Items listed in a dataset
- - - - -

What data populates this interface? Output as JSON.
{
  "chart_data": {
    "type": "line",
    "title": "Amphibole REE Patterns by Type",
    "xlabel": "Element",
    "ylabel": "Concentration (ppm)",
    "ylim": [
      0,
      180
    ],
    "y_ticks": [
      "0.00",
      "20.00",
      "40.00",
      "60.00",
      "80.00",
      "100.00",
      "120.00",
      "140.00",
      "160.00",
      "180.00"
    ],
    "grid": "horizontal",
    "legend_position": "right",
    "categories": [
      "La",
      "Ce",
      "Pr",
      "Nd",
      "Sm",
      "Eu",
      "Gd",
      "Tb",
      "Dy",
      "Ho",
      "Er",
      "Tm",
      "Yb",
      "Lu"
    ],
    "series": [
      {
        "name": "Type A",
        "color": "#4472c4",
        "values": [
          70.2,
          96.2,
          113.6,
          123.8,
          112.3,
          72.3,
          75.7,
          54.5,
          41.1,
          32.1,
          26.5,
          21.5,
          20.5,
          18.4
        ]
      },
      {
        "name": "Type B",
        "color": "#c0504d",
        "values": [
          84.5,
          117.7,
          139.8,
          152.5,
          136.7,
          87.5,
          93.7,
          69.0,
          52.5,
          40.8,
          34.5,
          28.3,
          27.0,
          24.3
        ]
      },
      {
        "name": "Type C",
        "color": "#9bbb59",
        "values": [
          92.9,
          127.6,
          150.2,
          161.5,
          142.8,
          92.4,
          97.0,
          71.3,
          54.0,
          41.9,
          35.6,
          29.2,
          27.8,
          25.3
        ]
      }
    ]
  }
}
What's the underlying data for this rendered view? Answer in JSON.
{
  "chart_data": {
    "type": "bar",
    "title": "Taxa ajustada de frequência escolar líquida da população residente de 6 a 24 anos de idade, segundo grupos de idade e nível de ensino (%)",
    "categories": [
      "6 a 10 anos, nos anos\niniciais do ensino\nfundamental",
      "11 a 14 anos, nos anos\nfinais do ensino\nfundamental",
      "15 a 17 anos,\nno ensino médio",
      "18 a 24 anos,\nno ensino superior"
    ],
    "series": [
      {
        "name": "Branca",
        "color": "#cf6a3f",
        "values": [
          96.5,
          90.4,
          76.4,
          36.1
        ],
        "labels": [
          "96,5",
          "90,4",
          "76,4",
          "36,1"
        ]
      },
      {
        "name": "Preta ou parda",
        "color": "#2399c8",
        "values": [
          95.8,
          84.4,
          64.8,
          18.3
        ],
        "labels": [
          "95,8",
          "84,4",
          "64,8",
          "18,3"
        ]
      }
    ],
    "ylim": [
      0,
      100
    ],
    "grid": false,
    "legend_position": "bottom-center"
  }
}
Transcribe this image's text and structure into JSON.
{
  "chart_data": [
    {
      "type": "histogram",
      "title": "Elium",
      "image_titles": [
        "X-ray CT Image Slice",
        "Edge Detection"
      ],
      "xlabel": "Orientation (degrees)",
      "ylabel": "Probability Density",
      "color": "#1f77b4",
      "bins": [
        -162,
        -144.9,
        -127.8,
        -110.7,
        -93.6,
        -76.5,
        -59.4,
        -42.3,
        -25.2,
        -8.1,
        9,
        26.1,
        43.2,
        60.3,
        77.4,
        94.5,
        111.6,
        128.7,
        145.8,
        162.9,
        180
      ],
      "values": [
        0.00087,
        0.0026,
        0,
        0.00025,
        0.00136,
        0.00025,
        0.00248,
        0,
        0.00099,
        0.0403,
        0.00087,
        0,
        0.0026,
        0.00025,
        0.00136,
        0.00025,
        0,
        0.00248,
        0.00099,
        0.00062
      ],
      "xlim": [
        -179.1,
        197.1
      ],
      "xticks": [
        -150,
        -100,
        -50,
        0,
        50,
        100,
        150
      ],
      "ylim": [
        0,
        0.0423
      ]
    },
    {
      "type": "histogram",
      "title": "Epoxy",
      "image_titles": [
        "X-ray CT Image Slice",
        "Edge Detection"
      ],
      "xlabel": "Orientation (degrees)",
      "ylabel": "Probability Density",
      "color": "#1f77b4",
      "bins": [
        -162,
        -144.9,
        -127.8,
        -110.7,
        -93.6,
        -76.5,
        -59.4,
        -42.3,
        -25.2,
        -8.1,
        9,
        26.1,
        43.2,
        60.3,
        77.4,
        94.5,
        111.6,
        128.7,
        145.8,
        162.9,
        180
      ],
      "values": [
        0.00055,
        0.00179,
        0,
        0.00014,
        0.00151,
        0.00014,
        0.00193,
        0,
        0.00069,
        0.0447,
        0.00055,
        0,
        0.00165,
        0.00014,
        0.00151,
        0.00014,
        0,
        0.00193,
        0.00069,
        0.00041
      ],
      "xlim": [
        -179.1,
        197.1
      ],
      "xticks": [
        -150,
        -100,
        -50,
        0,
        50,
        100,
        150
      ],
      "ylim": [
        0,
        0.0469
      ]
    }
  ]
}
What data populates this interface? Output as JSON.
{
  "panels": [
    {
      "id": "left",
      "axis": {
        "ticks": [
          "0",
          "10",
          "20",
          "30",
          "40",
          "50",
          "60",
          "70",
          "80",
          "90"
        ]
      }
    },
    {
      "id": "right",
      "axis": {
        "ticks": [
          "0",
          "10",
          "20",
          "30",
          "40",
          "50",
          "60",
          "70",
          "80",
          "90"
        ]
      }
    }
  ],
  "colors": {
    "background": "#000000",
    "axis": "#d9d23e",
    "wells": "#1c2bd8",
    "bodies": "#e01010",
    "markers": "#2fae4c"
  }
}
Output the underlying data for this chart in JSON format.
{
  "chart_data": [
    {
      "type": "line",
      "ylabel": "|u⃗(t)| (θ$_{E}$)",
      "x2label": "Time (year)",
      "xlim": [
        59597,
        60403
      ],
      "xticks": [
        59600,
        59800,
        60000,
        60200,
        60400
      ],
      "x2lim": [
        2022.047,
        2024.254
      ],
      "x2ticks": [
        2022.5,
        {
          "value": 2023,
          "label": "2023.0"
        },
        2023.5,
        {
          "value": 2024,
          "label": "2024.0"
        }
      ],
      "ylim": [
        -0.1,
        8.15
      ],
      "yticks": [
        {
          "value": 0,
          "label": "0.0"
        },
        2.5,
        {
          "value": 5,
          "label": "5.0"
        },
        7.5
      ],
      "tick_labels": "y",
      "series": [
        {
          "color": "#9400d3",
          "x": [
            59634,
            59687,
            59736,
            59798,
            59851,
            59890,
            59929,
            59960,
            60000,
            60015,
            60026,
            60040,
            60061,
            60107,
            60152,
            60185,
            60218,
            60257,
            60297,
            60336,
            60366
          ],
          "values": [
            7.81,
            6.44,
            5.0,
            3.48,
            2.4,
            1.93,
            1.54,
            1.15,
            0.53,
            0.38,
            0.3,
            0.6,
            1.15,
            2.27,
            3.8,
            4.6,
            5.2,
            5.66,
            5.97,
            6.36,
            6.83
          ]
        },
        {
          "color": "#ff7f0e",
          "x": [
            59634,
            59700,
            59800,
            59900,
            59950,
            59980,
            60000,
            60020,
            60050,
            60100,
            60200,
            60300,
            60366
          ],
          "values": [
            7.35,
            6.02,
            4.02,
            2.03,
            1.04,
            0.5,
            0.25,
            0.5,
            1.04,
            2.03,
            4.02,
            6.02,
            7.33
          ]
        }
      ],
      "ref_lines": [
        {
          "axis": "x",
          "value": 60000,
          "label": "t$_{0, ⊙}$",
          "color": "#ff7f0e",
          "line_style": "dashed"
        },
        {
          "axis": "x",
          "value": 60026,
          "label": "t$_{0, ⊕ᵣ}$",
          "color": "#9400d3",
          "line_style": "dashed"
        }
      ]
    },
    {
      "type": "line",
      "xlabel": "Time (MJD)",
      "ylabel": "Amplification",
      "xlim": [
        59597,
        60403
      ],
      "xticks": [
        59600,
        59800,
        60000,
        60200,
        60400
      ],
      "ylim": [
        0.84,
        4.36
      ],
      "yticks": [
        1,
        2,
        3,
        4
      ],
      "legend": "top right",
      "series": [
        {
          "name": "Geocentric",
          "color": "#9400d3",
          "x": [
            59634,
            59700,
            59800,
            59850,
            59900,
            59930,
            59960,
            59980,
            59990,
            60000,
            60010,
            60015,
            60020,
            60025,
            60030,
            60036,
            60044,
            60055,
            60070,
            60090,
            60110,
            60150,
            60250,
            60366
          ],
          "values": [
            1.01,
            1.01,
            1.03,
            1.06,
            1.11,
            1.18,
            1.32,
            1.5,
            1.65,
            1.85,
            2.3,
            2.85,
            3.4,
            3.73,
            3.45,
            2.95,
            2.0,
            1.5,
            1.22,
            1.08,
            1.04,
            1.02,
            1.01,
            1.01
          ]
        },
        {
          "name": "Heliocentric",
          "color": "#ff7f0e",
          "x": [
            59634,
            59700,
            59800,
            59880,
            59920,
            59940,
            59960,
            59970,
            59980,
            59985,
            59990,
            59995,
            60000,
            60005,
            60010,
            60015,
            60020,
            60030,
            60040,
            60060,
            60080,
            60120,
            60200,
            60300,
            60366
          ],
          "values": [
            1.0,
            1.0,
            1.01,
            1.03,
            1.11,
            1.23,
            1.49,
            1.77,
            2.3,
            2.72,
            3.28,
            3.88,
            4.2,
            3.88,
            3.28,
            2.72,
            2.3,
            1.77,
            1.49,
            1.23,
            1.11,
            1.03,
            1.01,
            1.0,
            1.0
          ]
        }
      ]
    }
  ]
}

- - - - -

Given request: List all lines in the material containing the string "ensino".

Result of this task:
    "title": "Taxa ajustada de frequência escolar líquida da população residente de 6 a 24 anos de idade, segundo grupos de idade e nível de ensino (%)",
      "6 a 10 anos, nos anos\niniciais do ensino\nfundamental",
      "11 a 14 anos, nos anos\nfinais do ensino\nfundamental",
      "15 a 17 anos,\nno ensino médio",
      "18 a 24 anos,\nno ensino superior"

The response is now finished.